SELECTED TEXT.
::::::

Are you suggesting it would be safe for EU citizens to submit their passport details to services like PornHub?

I think the sentiment is good but for age verification to work it needs to be provided as a service on EU/local governmental level to not leak sensitive information.

Unfortunatly not all countries have the faith in their goverment the same way we in Finland have, and in some cases for good reason, so age verification will be tricky to implement.

@HennaVirkkunen how exactly these platforms should identify minors? And what would prevent minors from using a VPN to connect from a country that doesn't put such restrictions? Also, let's say you target the big players and VPNs are not a thing: how much time does it take to people to migrate to other less known porn sites, potentially being exposed to higher risks (e.g. viruses)?
@HennaVirkkunen M.me commissioner, little by little these companies are forcing age verification systems down to the operating systems. At that point, literally everything done on that computer/phone can be traced back to the ID card used for the verification, it does not matter how sophisticated the protocol may look like.
This is worrisome for many people.

@HennaVirkkunen How do you suggest the platforms should do that? The lazy way everybody around pushes results in the platforms storing huge ammouts of data with government issued IDs. If you don't trust them with child protection, do you really trust them to keep that data private, not leak them and not misuse them?

So please, really think through the next steps. Cause so far I see only really stupid solutions for this issue, resulting in weakening privacy in the name of protecting children.

@HennaVirkkunen I understand all the concerns here, but do we realy want minors to grow up watching 5 dudes in a group r*pe like scene do a young underaged looking woman with pain in her face, urinating on her, thinking that's normal and they have to do or accept this in their later lifes?

Those are contents minors find behind these companies "Are you 18 years old? Klick yes or no!".

This is irresponsible!

@HennaVirkkunen it's interesting that there is almost no commentary or reaction to this on US-centric and controlled Bluesky while quite a bit here on the more European fediverse.
@HennaVirkkunen personally I don't think age verification is something that works. It's like putting speedbumps on the highway because a few are driving too fast. Parents should educate their kids on how to use the internet. I would love to see more investigations on products our kids use that see show our kids stuff they should not see

@HennaVirkkunen

Just 2 cents: the EU should provide census API, so that it would be possible to verify age of people. Census is a govt job. There is no digital identity on internet.

::::::

SOURCE MATERIAL.
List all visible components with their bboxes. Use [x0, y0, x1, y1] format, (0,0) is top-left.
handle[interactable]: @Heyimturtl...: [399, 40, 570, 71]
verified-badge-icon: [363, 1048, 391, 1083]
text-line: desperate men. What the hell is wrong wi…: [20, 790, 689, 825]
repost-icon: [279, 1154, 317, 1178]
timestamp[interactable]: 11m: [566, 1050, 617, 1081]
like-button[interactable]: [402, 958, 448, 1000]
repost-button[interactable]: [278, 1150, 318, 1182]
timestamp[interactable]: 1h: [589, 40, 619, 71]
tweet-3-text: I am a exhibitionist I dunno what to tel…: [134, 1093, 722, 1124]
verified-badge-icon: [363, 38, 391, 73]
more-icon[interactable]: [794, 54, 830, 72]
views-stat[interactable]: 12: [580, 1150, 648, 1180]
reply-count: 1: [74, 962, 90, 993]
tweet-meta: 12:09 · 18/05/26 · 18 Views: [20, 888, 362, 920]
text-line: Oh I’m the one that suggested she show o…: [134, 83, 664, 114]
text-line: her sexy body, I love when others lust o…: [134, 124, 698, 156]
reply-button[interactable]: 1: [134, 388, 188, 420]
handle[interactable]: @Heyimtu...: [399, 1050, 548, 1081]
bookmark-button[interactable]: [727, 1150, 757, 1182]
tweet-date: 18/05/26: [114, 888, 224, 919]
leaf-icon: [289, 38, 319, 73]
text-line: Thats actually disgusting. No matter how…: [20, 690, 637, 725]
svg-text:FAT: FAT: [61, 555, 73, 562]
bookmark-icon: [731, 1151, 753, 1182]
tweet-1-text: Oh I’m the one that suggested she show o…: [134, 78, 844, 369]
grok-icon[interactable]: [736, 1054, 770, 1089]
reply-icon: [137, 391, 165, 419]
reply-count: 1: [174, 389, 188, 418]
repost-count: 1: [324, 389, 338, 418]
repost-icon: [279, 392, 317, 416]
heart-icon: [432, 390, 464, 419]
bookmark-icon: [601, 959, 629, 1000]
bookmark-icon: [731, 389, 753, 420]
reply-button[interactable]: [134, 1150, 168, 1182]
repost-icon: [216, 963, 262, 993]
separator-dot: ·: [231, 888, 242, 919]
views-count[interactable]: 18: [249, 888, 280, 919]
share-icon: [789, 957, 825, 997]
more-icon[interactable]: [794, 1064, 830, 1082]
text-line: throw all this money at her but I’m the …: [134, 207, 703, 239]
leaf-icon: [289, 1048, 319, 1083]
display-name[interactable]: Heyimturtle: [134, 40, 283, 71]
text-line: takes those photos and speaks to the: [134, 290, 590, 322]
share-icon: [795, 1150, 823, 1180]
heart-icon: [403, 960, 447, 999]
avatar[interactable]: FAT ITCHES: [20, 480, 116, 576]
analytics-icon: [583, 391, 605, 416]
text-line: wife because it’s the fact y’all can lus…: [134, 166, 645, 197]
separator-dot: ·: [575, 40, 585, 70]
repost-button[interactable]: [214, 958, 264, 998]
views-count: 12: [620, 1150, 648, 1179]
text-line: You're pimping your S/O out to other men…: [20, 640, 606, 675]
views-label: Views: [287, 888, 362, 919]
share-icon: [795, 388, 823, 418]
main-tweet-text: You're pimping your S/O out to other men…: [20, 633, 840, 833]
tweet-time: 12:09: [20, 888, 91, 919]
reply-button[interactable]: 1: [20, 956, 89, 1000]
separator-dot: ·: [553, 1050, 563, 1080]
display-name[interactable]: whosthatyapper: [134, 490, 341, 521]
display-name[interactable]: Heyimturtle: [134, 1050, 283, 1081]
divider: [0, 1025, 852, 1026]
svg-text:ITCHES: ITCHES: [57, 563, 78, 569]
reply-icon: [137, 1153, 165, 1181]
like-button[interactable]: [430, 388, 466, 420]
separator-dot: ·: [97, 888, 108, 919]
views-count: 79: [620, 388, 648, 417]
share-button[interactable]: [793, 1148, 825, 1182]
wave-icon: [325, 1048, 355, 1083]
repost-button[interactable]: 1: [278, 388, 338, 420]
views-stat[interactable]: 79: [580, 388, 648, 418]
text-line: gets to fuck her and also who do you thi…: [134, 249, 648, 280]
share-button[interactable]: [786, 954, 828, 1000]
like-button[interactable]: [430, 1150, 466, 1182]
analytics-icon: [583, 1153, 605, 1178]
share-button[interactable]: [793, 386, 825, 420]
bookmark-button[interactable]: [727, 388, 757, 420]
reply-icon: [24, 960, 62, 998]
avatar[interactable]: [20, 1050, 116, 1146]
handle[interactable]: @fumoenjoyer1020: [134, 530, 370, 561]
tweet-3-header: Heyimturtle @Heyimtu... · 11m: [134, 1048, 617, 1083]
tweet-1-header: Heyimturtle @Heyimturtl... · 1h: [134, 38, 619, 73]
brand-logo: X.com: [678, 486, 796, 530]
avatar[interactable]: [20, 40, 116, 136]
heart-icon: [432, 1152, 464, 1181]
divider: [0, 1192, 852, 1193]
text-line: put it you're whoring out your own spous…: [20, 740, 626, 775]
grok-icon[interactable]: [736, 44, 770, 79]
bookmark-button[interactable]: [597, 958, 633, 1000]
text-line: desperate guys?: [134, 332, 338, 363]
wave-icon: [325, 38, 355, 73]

::::::

WORK ORDER 1.
Decide whether each statement agrees with the comments on age verification. Answer yes or no for each, and quote the words from the comments that decide it.
(a) One comment says all countries trust their government the way Finland does.
(b) One comment proposes that the EU provide a census API for checking age.
(c) One comment says Bluesky has seen a lot of reaction to this.
WORK ORDER 2.
List every question asked in the comment on age verification that begins "@HennaVirkkunen how exactly these platforms should identify minors?"
WORK ORDER 3.
Translate this sentence from the comments on age verification into Spanish: "Parents should educate their kids on how to use the internet."

WRITTEN SOLUTION 1.
(a) No: "Unfortunatly not all countries have the faith in their goverment the same way we in Finland have"
(b) Yes: "the EU should provide census API, so that it would be possible to verify age of people."
(c) No: "there is almost no commentary or reaction to this on US-centric and controlled Bluesky"

WRITTEN SOLUTION 2.
1. how exactly these platforms should identify minors?
2. And what would prevent minors from using a VPN to connect from a country that doesn't put such restrictions?
3. Also, let's say you target the big players and VPNs are not a thing: how much time does it take to people to migrate to other less known porn sites, potentially being exposed to higher risks (e.g. viruses)?

WRITTEN SOLUTION 3.
Los padres deberían educar a sus hijos sobre cómo usar internet.